EXERCISE REQUIREMENTS:
Your task is to extract every entry that follows word for word while excluding the pictures.

EXERCISE INPUT:
※

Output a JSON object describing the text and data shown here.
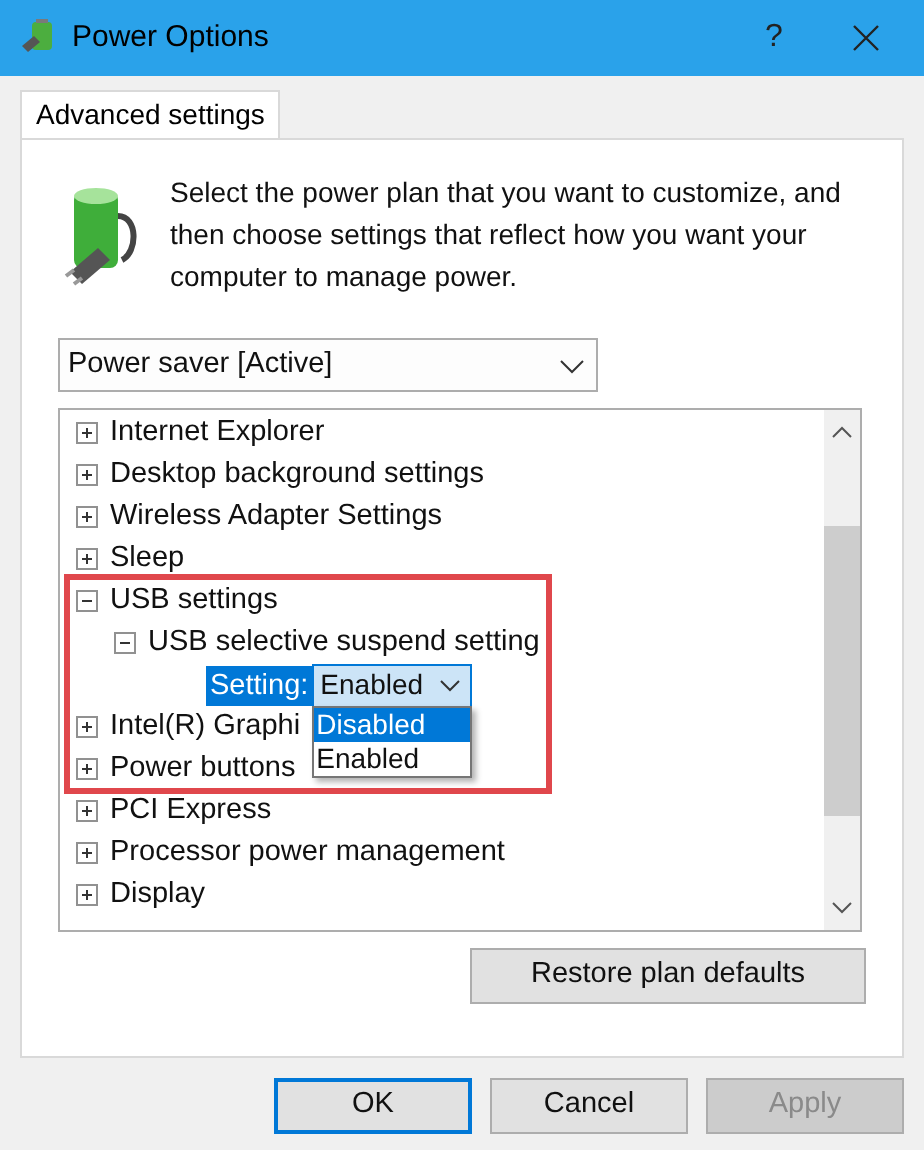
{
  "window": {
    "title": "Power Options",
    "help": "?"
  },
  "tabs": [
    {
      "label": "Advanced settings",
      "selected": true
    }
  ],
  "intro": "Select the power plan that you want to customize, and then choose settings that reflect how you want your computer to manage power.",
  "plan_select": {
    "value": "Power saver [Active]"
  },
  "tree": [
    {
      "label": "Internet Explorer",
      "expanded": false
    },
    {
      "label": "Desktop background settings",
      "expanded": false
    },
    {
      "label": "Wireless Adapter Settings",
      "expanded": false
    },
    {
      "label": "Sleep",
      "expanded": false
    },
    {
      "label": "USB settings",
      "expanded": true,
      "children": [
        {
          "label": "USB selective suspend setting",
          "expanded": true,
          "setting": {
            "label": "Setting:",
            "value": "Enabled",
            "options": [
              {
                "label": "Disabled",
                "highlighted": true
              },
              {
                "label": "Enabled",
                "highlighted": false
              }
            ]
          }
        }
      ]
    },
    {
      "label": "Intel(R) Graphi",
      "expanded": false
    },
    {
      "label": "Power buttons",
      "expanded": false
    },
    {
      "label": "PCI Express",
      "expanded": false
    },
    {
      "label": "Processor power management",
      "expanded": false
    },
    {
      "label": "Display",
      "expanded": false
    }
  ],
  "restore_button": "Restore plan defaults",
  "buttons": [
    {
      "label": "OK",
      "disabled": false,
      "default": true
    },
    {
      "label": "Cancel",
      "disabled": false,
      "default": false
    },
    {
      "label": "Apply",
      "disabled": true,
      "default": false
    }
  ]
}
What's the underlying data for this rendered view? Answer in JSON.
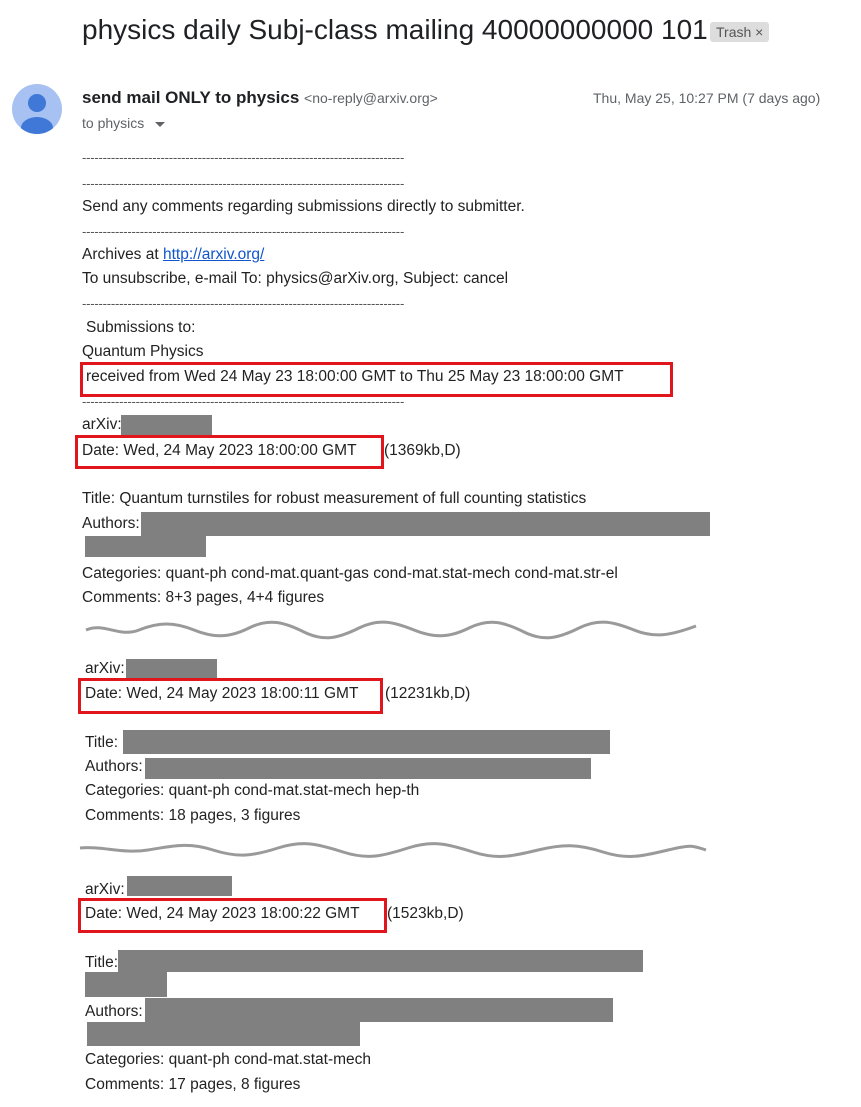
{
  "header": {
    "subject": "physics daily Subj-class mailing 40000000000 101",
    "label": "Trash",
    "label_close": "×"
  },
  "message": {
    "sender_name": "send mail ONLY to physics",
    "sender_email": "<no-reply@arxiv.org>",
    "date": "Thu, May 25, 10:27 PM (7 days ago)",
    "to": "to physics",
    "dashes": "------------------------------------------------------------------------------",
    "comments_line": "Send any comments regarding submissions directly to submitter.",
    "archives_label": "Archives at ",
    "archives_link": "http://arxiv.org/",
    "unsubscribe": "To unsubscribe, e-mail To: physics@arXiv.org, Subject: cancel",
    "submissions_to": "Submissions to:",
    "category": "Quantum Physics",
    "received_from": "received from  Wed 24 May 23 18:00:00 GMT  to  Thu 25 May 23 18:00:00 GMT"
  },
  "entries": [
    {
      "arxiv": "arXiv:",
      "date": "Date: Wed, 24 May 2023 18:00:00 GMT",
      "size": "(1369kb,D)",
      "title": "Title: Quantum turnstiles for robust measurement of full counting statistics",
      "authors": "Authors:",
      "categories": "Categories: quant-ph cond-mat.quant-gas cond-mat.stat-mech cond-mat.str-el",
      "comments": "Comments: 8+3 pages, 4+4 figures"
    },
    {
      "arxiv": "arXiv:",
      "date": "Date: Wed, 24 May 2023 18:00:11 GMT",
      "size": "(12231kb,D)",
      "title": "Title:",
      "authors": "Authors:",
      "categories": "Categories: quant-ph cond-mat.stat-mech hep-th",
      "comments": "Comments: 18 pages, 3 figures"
    },
    {
      "arxiv": "arXiv:",
      "date": "Date: Wed, 24 May 2023 18:00:22 GMT",
      "size": "(1523kb,D)",
      "title": "Title:",
      "authors": "Authors:",
      "categories": "Categories: quant-ph cond-mat.stat-mech",
      "comments": "Comments: 17 pages, 8 figures"
    }
  ],
  "colors": {
    "highlight": "#e0161c",
    "redaction": "#808080",
    "link": "#1155cc"
  }
}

※

ANSWER TO THIS TASK:
Output a JSON object describing the text and data shown here.
{
  "window": {
    "title": "Power Options",
    "help": "?"
  },
  "tabs": [
    {
      "label": "Advanced settings",
      "selected": true
    }
  ],
  "intro": "Select the power plan that you want to customize, and then choose settings that reflect how you want your computer to manage power.",
  "plan_select": {
    "value": "Power saver [Active]"
  },
  "tree": [
    {
      "label": "Internet Explorer",
      "expanded": false
    },
    {
      "label": "Desktop background settings",
      "expanded": false
    },
    {
      "label": "Wireless Adapter Settings",
      "expanded": false
    },
    {
      "label": "Sleep",
      "expanded": false
    },
    {
      "label": "USB settings",
      "expanded": true,
      "children": [
        {
          "label": "USB selective suspend setting",
          "expanded": true,
          "setting": {
            "label": "Setting:",
            "value": "Enabled",
            "options": [
              {
                "label": "Disabled",
                "highlighted": true
              },
              {
                "label": "Enabled",
                "highlighted": false
              }
            ]
          }
        }
      ]
    },
    {
      "label": "Intel(R) Graphi",
      "expanded": false
    },
    {
      "label": "Power buttons",
      "expanded": false
    },
    {
      "label": "PCI Express",
      "expanded": false
    },
    {
      "label": "Processor power management",
      "expanded": false
    },
    {
      "label": "Display",
      "expanded": false
    }
  ],
  "restore_button": "Restore plan defaults",
  "buttons": [
    {
      "label": "OK",
      "disabled": false,
      "default": true
    },
    {
      "label": "Cancel",
      "disabled": false,
      "default": false
    },
    {
      "label": "Apply",
      "disabled": true,
      "default": false
    }
  ]
}
What's the underlying data for this rendered view? Answer in JSON.
{
  "header": {
    "subject": "physics daily Subj-class mailing 40000000000 101",
    "label": "Trash",
    "label_close": "×"
  },
  "message": {
    "sender_name": "send mail ONLY to physics",
    "sender_email": "<no-reply@arxiv.org>",
    "date": "Thu, May 25, 10:27 PM (7 days ago)",
    "to": "to physics",
    "dashes": "------------------------------------------------------------------------------",
    "comments_line": "Send any comments regarding submissions directly to submitter.",
    "archives_label": "Archives at ",
    "archives_link": "http://arxiv.org/",
    "unsubscribe": "To unsubscribe, e-mail To: physics@arXiv.org, Subject: cancel",
    "submissions_to": "Submissions to:",
    "category": "Quantum Physics",
    "received_from": "received from  Wed 24 May 23 18:00:00 GMT  to  Thu 25 May 23 18:00:00 GMT"
  },
  "entries": [
    {
      "arxiv": "arXiv:",
      "date": "Date: Wed, 24 May 2023 18:00:00 GMT",
      "size": "(1369kb,D)",
      "title": "Title: Quantum turnstiles for robust measurement of full counting statistics",
      "authors": "Authors:",
      "categories": "Categories: quant-ph cond-mat.quant-gas cond-mat.stat-mech cond-mat.str-el",
      "comments": "Comments: 8+3 pages, 4+4 figures"
    },
    {
      "arxiv": "arXiv:",
      "date": "Date: Wed, 24 May 2023 18:00:11 GMT",
      "size": "(12231kb,D)",
      "title": "Title:",
      "authors": "Authors:",
      "categories": "Categories: quant-ph cond-mat.stat-mech hep-th",
      "comments": "Comments: 18 pages, 3 figures"
    },
    {
      "arxiv": "arXiv:",
      "date": "Date: Wed, 24 May 2023 18:00:22 GMT",
      "size": "(1523kb,D)",
      "title": "Title:",
      "authors": "Authors:",
      "categories": "Categories: quant-ph cond-mat.stat-mech",
      "comments": "Comments: 17 pages, 8 figures"
    }
  ],
  "colors": {
    "highlight": "#e0161c",
    "redaction": "#808080",
    "link": "#1155cc"
  }
}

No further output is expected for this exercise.